:: DATA SECTION ::

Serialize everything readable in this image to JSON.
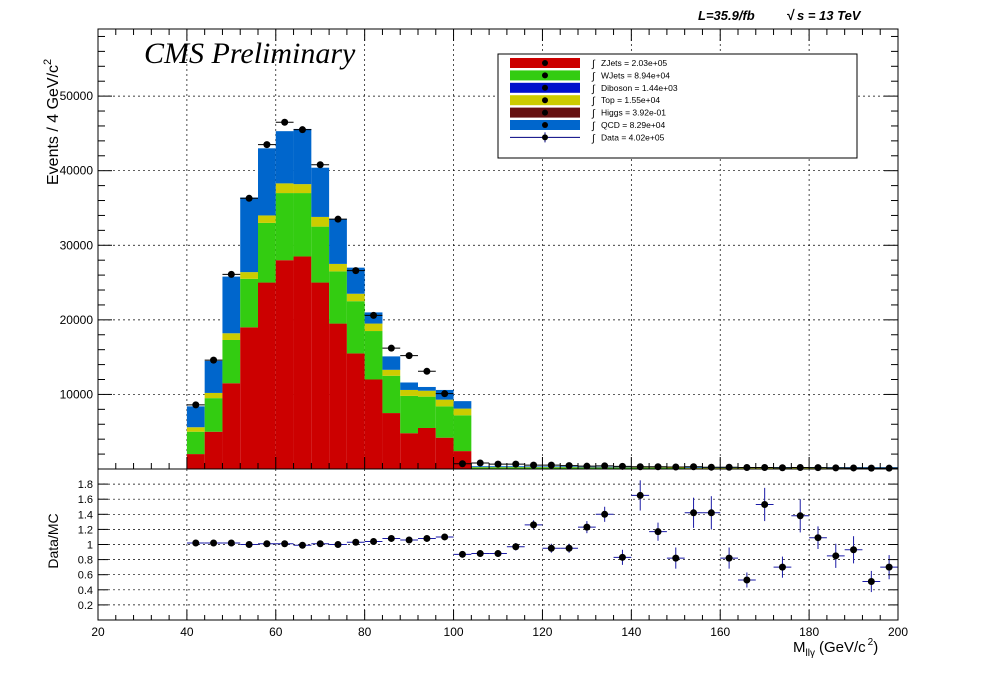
{
  "header": {
    "lumi": "L=35.9/fb",
    "energy": "s = 13 TeV",
    "sqrt_symbol": "√",
    "preliminary": "CMS Preliminary"
  },
  "legend": {
    "integral_symbol": "∫",
    "entries": [
      {
        "key": "zjets",
        "label": "ZJets = 2.03e+05",
        "color": "#cc0000"
      },
      {
        "key": "wjets",
        "label": "WJets = 8.94e+04",
        "color": "#33cc11"
      },
      {
        "key": "diboson",
        "label": "Diboson = 1.44e+03",
        "color": "#0011cc"
      },
      {
        "key": "top",
        "label": "Top = 1.55e+04",
        "color": "#cccc00"
      },
      {
        "key": "higgs",
        "label": "Higgs = 3.92e-01",
        "color": "#661111"
      },
      {
        "key": "qcd",
        "label": "QCD = 8.29e+04",
        "color": "#0066cc"
      },
      {
        "key": "data",
        "label": "Data = 4.02e+05",
        "color": "#000080"
      }
    ]
  },
  "chart_data": [
    {
      "type": "bar",
      "subtype": "stacked-histogram",
      "ylabel_main": "Events / 4 GeV/c",
      "ylabel_exp": "2",
      "xlim": [
        20,
        200
      ],
      "ylim": [
        0,
        59000
      ],
      "bin_width": 4,
      "x_bin_starts": [
        40,
        44,
        48,
        52,
        56,
        60,
        64,
        68,
        72,
        76,
        80,
        84,
        88,
        92,
        96,
        100,
        104,
        108,
        112,
        116,
        120,
        124,
        128,
        132,
        136,
        140,
        144,
        148,
        152,
        156,
        160,
        164,
        168,
        172,
        176,
        180,
        184,
        188,
        192,
        196
      ],
      "stack_order": [
        "zjets",
        "wjets",
        "top",
        "qcd"
      ],
      "series": [
        {
          "name": "ZJets",
          "key": "zjets",
          "values": [
            2000,
            5000,
            11500,
            19000,
            25000,
            28000,
            28500,
            25000,
            19500,
            15500,
            12000,
            7500,
            4800,
            5500,
            4200,
            2400,
            0,
            0,
            0,
            0,
            0,
            0,
            0,
            0,
            0,
            0,
            0,
            0,
            0,
            0,
            0,
            0,
            0,
            0,
            0,
            0,
            0,
            0,
            0,
            0
          ]
        },
        {
          "name": "WJets",
          "key": "wjets",
          "values": [
            3000,
            4500,
            5800,
            6500,
            8000,
            9000,
            8500,
            7500,
            7000,
            7000,
            6500,
            5000,
            5000,
            4200,
            4200,
            4800,
            200,
            200,
            200,
            200,
            200,
            200,
            150,
            150,
            150,
            150,
            150,
            150,
            100,
            100,
            100,
            100,
            100,
            100,
            100,
            100,
            100,
            100,
            100,
            100
          ]
        },
        {
          "name": "Top",
          "key": "top",
          "values": [
            600,
            700,
            900,
            900,
            1000,
            1300,
            1200,
            1300,
            1000,
            1000,
            1000,
            800,
            800,
            800,
            900,
            900,
            50,
            50,
            50,
            50,
            50,
            50,
            50,
            50,
            50,
            50,
            50,
            50,
            50,
            50,
            50,
            50,
            50,
            50,
            50,
            50,
            50,
            50,
            50,
            50
          ]
        },
        {
          "name": "QCD",
          "key": "qcd",
          "values": [
            2800,
            4300,
            7600,
            10000,
            9000,
            7000,
            7400,
            6600,
            6000,
            3500,
            1500,
            1800,
            1000,
            500,
            1300,
            1000,
            120,
            120,
            120,
            100,
            100,
            100,
            100,
            100,
            100,
            100,
            100,
            100,
            100,
            100,
            100,
            100,
            100,
            100,
            100,
            100,
            100,
            100,
            100,
            100
          ]
        }
      ],
      "data_points": {
        "name": "Data",
        "values": [
          8600,
          14600,
          26100,
          36300,
          43500,
          46500,
          45500,
          40800,
          33500,
          26600,
          20600,
          16200,
          15200,
          13100,
          10100,
          700,
          800,
          650,
          650,
          520,
          520,
          460,
          380,
          420,
          360,
          300,
          300,
          270,
          300,
          240,
          230,
          200,
          200,
          170,
          200,
          180,
          150,
          140,
          120,
          110
        ]
      },
      "xticks": [
        "20",
        "40",
        "60",
        "80",
        "100",
        "120",
        "140",
        "160",
        "180",
        "200"
      ],
      "yticks": [
        "10000",
        "20000",
        "30000",
        "40000",
        "50000"
      ],
      "ytick_values": [
        10000,
        20000,
        30000,
        40000,
        50000
      ],
      "grid": true
    },
    {
      "type": "scatter",
      "subtype": "ratio",
      "ylabel": "Data/MC",
      "xlabel_main": "M",
      "xlabel_sub": "llγ",
      "xlabel_unit": "(GeV/c",
      "xlabel_exp": "2",
      "xlabel_close": ")",
      "xlim": [
        20,
        200
      ],
      "ylim": [
        0,
        2
      ],
      "x": [
        42,
        46,
        50,
        54,
        58,
        62,
        66,
        70,
        74,
        78,
        82,
        86,
        90,
        94,
        98,
        102,
        106,
        110,
        114,
        118,
        122,
        126,
        130,
        134,
        138,
        142,
        146,
        150,
        154,
        158,
        162,
        166,
        170,
        174,
        178,
        182,
        186,
        190,
        194,
        198
      ],
      "values": [
        1.02,
        1.02,
        1.02,
        1.0,
        1.01,
        1.01,
        0.99,
        1.01,
        1.0,
        1.03,
        1.04,
        1.08,
        1.06,
        1.08,
        1.1,
        0.87,
        0.88,
        0.88,
        0.97,
        1.26,
        0.95,
        0.95,
        1.23,
        1.4,
        0.83,
        1.65,
        1.17,
        0.82,
        1.42,
        1.42,
        0.82,
        0.53,
        1.53,
        0.7,
        1.38,
        1.09,
        0.85,
        0.93,
        0.51,
        0.7
      ],
      "errors": [
        0.01,
        0.01,
        0.01,
        0.01,
        0.01,
        0.01,
        0.01,
        0.01,
        0.01,
        0.01,
        0.01,
        0.01,
        0.01,
        0.01,
        0.01,
        0.04,
        0.04,
        0.04,
        0.05,
        0.06,
        0.06,
        0.06,
        0.08,
        0.1,
        0.1,
        0.2,
        0.12,
        0.14,
        0.2,
        0.22,
        0.14,
        0.1,
        0.22,
        0.14,
        0.22,
        0.15,
        0.16,
        0.18,
        0.14,
        0.16
      ],
      "xticks": [
        "20",
        "40",
        "60",
        "80",
        "100",
        "120",
        "140",
        "160",
        "180",
        "200"
      ],
      "yticks": [
        "0.2",
        "0.4",
        "0.6",
        "0.8",
        "1",
        "1.2",
        "1.4",
        "1.6",
        "1.8"
      ],
      "ytick_values": [
        0.2,
        0.4,
        0.6,
        0.8,
        1.0,
        1.2,
        1.4,
        1.6,
        1.8
      ],
      "grid": true
    }
  ]
}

:::

• _EXERCISE GOAL_
All the lines above are to be given again exactly as they read, with the pictures removed.

• _EXERCISE SOLUTION_
Serialize everything readable in this image to JSON.
{
  "header": {
    "lumi": "L=35.9/fb",
    "energy": "s = 13 TeV",
    "sqrt_symbol": "√",
    "preliminary": "CMS Preliminary"
  },
  "legend": {
    "integral_symbol": "∫",
    "entries": [
      {
        "key": "zjets",
        "label": "ZJets = 2.03e+05",
        "color": "#cc0000"
      },
      {
        "key": "wjets",
        "label": "WJets = 8.94e+04",
        "color": "#33cc11"
      },
      {
        "key": "diboson",
        "label": "Diboson = 1.44e+03",
        "color": "#0011cc"
      },
      {
        "key": "top",
        "label": "Top = 1.55e+04",
        "color": "#cccc00"
      },
      {
        "key": "higgs",
        "label": "Higgs = 3.92e-01",
        "color": "#661111"
      },
      {
        "key": "qcd",
        "label": "QCD = 8.29e+04",
        "color": "#0066cc"
      },
      {
        "key": "data",
        "label": "Data = 4.02e+05",
        "color": "#000080"
      }
    ]
  },
  "chart_data": [
    {
      "type": "bar",
      "subtype": "stacked-histogram",
      "ylabel_main": "Events / 4 GeV/c",
      "ylabel_exp": "2",
      "xlim": [
        20,
        200
      ],
      "ylim": [
        0,
        59000
      ],
      "bin_width": 4,
      "x_bin_starts": [
        40,
        44,
        48,
        52,
        56,
        60,
        64,
        68,
        72,
        76,
        80,
        84,
        88,
        92,
        96,
        100,
        104,
        108,
        112,
        116,
        120,
        124,
        128,
        132,
        136,
        140,
        144,
        148,
        152,
        156,
        160,
        164,
        168,
        172,
        176,
        180,
        184,
        188,
        192,
        196
      ],
      "stack_order": [
        "zjets",
        "wjets",
        "top",
        "qcd"
      ],
      "series": [
        {
          "name": "ZJets",
          "key": "zjets",
          "values": [
            2000,
            5000,
            11500,
            19000,
            25000,
            28000,
            28500,
            25000,
            19500,
            15500,
            12000,
            7500,
            4800,
            5500,
            4200,
            2400,
            0,
            0,
            0,
            0,
            0,
            0,
            0,
            0,
            0,
            0,
            0,
            0,
            0,
            0,
            0,
            0,
            0,
            0,
            0,
            0,
            0,
            0,
            0,
            0
          ]
        },
        {
          "name": "WJets",
          "key": "wjets",
          "values": [
            3000,
            4500,
            5800,
            6500,
            8000,
            9000,
            8500,
            7500,
            7000,
            7000,
            6500,
            5000,
            5000,
            4200,
            4200,
            4800,
            200,
            200,
            200,
            200,
            200,
            200,
            150,
            150,
            150,
            150,
            150,
            150,
            100,
            100,
            100,
            100,
            100,
            100,
            100,
            100,
            100,
            100,
            100,
            100
          ]
        },
        {
          "name": "Top",
          "key": "top",
          "values": [
            600,
            700,
            900,
            900,
            1000,
            1300,
            1200,
            1300,
            1000,
            1000,
            1000,
            800,
            800,
            800,
            900,
            900,
            50,
            50,
            50,
            50,
            50,
            50,
            50,
            50,
            50,
            50,
            50,
            50,
            50,
            50,
            50,
            50,
            50,
            50,
            50,
            50,
            50,
            50,
            50,
            50
          ]
        },
        {
          "name": "QCD",
          "key": "qcd",
          "values": [
            2800,
            4300,
            7600,
            10000,
            9000,
            7000,
            7400,
            6600,
            6000,
            3500,
            1500,
            1800,
            1000,
            500,
            1300,
            1000,
            120,
            120,
            120,
            100,
            100,
            100,
            100,
            100,
            100,
            100,
            100,
            100,
            100,
            100,
            100,
            100,
            100,
            100,
            100,
            100,
            100,
            100,
            100,
            100
          ]
        }
      ],
      "data_points": {
        "name": "Data",
        "values": [
          8600,
          14600,
          26100,
          36300,
          43500,
          46500,
          45500,
          40800,
          33500,
          26600,
          20600,
          16200,
          15200,
          13100,
          10100,
          700,
          800,
          650,
          650,
          520,
          520,
          460,
          380,
          420,
          360,
          300,
          300,
          270,
          300,
          240,
          230,
          200,
          200,
          170,
          200,
          180,
          150,
          140,
          120,
          110
        ]
      },
      "xticks": [
        "20",
        "40",
        "60",
        "80",
        "100",
        "120",
        "140",
        "160",
        "180",
        "200"
      ],
      "yticks": [
        "10000",
        "20000",
        "30000",
        "40000",
        "50000"
      ],
      "ytick_values": [
        10000,
        20000,
        30000,
        40000,
        50000
      ],
      "grid": true
    },
    {
      "type": "scatter",
      "subtype": "ratio",
      "ylabel": "Data/MC",
      "xlabel_main": "M",
      "xlabel_sub": "llγ",
      "xlabel_unit": "(GeV/c",
      "xlabel_exp": "2",
      "xlabel_close": ")",
      "xlim": [
        20,
        200
      ],
      "ylim": [
        0,
        2
      ],
      "x": [
        42,
        46,
        50,
        54,
        58,
        62,
        66,
        70,
        74,
        78,
        82,
        86,
        90,
        94,
        98,
        102,
        106,
        110,
        114,
        118,
        122,
        126,
        130,
        134,
        138,
        142,
        146,
        150,
        154,
        158,
        162,
        166,
        170,
        174,
        178,
        182,
        186,
        190,
        194,
        198
      ],
      "values": [
        1.02,
        1.02,
        1.02,
        1.0,
        1.01,
        1.01,
        0.99,
        1.01,
        1.0,
        1.03,
        1.04,
        1.08,
        1.06,
        1.08,
        1.1,
        0.87,
        0.88,
        0.88,
        0.97,
        1.26,
        0.95,
        0.95,
        1.23,
        1.4,
        0.83,
        1.65,
        1.17,
        0.82,
        1.42,
        1.42,
        0.82,
        0.53,
        1.53,
        0.7,
        1.38,
        1.09,
        0.85,
        0.93,
        0.51,
        0.7
      ],
      "errors": [
        0.01,
        0.01,
        0.01,
        0.01,
        0.01,
        0.01,
        0.01,
        0.01,
        0.01,
        0.01,
        0.01,
        0.01,
        0.01,
        0.01,
        0.01,
        0.04,
        0.04,
        0.04,
        0.05,
        0.06,
        0.06,
        0.06,
        0.08,
        0.1,
        0.1,
        0.2,
        0.12,
        0.14,
        0.2,
        0.22,
        0.14,
        0.1,
        0.22,
        0.14,
        0.22,
        0.15,
        0.16,
        0.18,
        0.14,
        0.16
      ],
      "xticks": [
        "20",
        "40",
        "60",
        "80",
        "100",
        "120",
        "140",
        "160",
        "180",
        "200"
      ],
      "yticks": [
        "0.2",
        "0.4",
        "0.6",
        "0.8",
        "1",
        "1.2",
        "1.4",
        "1.6",
        "1.8"
      ],
      "ytick_values": [
        0.2,
        0.4,
        0.6,
        0.8,
        1.0,
        1.2,
        1.4,
        1.6,
        1.8
      ],
      "grid": true
    }
  ]
}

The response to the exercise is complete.